Set problem:
Which lines below hold the word "bien"? Copy all of them.

Some records:
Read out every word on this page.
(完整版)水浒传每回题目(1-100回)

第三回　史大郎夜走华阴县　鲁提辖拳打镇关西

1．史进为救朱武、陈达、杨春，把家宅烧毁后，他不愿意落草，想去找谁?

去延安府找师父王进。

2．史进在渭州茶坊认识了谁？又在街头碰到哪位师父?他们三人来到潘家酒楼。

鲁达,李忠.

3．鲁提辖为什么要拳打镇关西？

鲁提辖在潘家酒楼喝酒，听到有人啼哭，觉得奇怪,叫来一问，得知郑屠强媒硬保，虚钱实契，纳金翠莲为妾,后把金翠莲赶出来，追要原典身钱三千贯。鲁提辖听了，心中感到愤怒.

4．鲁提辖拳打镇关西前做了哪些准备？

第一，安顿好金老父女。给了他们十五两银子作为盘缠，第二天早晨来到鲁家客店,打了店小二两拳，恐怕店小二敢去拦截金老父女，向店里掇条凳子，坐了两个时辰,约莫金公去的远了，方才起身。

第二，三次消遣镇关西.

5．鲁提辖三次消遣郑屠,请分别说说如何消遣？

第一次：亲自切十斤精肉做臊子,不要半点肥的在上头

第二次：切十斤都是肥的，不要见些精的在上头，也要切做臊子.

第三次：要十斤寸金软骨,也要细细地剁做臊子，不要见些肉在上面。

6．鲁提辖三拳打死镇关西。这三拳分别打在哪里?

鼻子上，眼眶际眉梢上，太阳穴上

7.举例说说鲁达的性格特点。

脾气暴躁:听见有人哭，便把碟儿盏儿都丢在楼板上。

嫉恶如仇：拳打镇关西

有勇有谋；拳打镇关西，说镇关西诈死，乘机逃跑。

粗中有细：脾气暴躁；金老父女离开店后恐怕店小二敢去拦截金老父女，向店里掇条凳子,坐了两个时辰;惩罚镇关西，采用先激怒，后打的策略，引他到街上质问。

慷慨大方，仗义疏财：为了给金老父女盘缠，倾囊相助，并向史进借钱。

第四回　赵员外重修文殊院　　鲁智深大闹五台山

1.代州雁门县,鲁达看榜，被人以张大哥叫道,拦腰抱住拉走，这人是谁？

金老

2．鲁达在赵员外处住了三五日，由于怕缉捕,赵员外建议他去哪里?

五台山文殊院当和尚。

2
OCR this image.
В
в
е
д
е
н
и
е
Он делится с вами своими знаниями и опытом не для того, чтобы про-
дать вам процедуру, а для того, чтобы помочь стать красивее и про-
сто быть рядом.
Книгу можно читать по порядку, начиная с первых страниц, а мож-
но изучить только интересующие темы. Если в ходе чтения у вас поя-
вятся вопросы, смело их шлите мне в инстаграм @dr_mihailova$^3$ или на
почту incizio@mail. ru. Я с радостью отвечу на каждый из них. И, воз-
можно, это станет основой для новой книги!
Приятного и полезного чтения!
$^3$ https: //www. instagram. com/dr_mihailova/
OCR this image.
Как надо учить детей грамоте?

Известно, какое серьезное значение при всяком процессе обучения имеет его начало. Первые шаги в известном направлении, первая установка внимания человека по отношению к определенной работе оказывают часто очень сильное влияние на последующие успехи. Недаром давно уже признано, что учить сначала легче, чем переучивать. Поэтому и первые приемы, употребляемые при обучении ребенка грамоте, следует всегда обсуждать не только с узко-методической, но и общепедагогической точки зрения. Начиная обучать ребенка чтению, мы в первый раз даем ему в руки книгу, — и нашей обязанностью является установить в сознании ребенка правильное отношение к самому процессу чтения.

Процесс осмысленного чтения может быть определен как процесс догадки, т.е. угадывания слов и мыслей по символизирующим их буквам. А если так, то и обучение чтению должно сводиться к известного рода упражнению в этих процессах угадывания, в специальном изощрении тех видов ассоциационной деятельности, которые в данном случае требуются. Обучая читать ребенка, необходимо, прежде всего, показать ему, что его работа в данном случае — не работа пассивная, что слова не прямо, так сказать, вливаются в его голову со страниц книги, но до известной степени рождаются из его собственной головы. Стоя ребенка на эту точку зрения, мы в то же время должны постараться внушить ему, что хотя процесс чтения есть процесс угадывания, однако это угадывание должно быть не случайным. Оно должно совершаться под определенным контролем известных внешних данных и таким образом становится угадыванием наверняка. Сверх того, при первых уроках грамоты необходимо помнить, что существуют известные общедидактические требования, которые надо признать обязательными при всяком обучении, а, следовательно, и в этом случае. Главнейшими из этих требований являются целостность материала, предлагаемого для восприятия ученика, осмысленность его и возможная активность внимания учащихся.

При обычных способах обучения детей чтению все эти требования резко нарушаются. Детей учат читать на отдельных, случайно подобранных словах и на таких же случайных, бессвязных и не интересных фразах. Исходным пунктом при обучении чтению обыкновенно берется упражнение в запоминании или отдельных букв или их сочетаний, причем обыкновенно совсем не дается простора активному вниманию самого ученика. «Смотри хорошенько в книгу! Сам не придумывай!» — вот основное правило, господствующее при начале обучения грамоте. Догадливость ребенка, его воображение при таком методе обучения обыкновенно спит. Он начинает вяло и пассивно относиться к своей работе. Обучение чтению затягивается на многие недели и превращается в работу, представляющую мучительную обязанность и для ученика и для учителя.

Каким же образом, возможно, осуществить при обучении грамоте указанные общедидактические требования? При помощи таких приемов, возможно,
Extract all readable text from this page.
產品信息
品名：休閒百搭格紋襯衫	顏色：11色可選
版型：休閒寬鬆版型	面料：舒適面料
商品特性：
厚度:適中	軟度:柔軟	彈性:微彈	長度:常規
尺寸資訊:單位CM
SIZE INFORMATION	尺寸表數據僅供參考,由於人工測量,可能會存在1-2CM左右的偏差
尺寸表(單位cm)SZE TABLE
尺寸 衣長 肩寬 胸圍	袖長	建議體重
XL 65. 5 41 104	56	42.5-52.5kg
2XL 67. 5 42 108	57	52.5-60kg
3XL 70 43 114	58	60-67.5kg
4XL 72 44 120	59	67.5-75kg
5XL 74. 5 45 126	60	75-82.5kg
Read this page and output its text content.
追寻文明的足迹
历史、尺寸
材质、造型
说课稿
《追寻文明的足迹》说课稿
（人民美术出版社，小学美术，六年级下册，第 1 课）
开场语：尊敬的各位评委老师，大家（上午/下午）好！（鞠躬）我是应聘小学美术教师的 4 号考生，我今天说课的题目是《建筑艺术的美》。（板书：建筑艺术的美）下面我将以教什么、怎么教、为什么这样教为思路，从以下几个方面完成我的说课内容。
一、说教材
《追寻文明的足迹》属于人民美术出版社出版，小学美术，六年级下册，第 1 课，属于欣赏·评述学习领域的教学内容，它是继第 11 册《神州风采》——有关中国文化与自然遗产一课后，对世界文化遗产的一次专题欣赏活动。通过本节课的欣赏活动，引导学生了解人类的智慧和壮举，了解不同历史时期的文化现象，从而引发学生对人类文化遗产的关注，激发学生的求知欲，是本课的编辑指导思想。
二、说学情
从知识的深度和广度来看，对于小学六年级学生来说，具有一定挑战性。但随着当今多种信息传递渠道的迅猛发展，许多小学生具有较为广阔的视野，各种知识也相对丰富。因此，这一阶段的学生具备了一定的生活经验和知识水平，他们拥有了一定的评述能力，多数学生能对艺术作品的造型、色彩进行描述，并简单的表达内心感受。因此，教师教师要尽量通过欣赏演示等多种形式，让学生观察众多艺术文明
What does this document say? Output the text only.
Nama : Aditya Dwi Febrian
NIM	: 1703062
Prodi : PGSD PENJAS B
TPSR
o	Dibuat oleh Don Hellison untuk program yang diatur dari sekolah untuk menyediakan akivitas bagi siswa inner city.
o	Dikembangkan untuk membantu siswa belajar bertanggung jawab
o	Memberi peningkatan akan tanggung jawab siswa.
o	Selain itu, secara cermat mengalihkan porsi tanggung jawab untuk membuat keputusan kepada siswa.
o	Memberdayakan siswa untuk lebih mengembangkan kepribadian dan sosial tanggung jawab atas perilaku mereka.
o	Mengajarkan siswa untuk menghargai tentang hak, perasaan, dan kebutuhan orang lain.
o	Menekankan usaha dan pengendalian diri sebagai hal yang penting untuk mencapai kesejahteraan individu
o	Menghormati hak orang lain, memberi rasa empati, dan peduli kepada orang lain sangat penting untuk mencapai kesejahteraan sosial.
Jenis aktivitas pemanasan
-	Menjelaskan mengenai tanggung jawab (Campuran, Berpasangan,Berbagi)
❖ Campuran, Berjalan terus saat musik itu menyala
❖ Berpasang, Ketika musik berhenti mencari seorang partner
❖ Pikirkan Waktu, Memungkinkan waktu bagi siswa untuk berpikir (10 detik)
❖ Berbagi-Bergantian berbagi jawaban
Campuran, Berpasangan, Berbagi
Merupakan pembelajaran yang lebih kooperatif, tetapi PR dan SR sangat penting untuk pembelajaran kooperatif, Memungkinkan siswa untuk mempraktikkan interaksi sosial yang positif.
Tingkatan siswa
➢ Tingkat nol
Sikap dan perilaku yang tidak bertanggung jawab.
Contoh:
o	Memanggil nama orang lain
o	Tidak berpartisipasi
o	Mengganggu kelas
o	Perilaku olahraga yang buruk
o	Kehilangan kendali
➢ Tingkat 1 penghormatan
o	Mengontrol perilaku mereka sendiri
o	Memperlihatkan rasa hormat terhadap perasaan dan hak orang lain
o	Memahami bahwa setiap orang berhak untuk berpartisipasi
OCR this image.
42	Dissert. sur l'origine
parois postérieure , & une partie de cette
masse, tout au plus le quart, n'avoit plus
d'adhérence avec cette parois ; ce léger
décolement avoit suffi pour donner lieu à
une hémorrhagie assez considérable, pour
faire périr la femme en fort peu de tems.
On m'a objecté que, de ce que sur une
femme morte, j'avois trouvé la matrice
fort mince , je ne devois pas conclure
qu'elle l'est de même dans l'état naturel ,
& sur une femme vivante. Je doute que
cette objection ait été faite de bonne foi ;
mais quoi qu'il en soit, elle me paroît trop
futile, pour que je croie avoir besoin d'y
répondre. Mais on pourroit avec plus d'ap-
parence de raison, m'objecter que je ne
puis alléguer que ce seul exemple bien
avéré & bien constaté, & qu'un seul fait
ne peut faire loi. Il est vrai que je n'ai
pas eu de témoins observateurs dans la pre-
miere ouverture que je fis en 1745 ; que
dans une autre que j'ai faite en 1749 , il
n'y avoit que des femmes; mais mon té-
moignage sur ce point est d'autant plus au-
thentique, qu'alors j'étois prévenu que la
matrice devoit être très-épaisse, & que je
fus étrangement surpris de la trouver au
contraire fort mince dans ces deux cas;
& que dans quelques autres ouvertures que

Exercise result:
puis alléguer que ce seul exemple bien
avéré & bien constaté, & qu'un seul fait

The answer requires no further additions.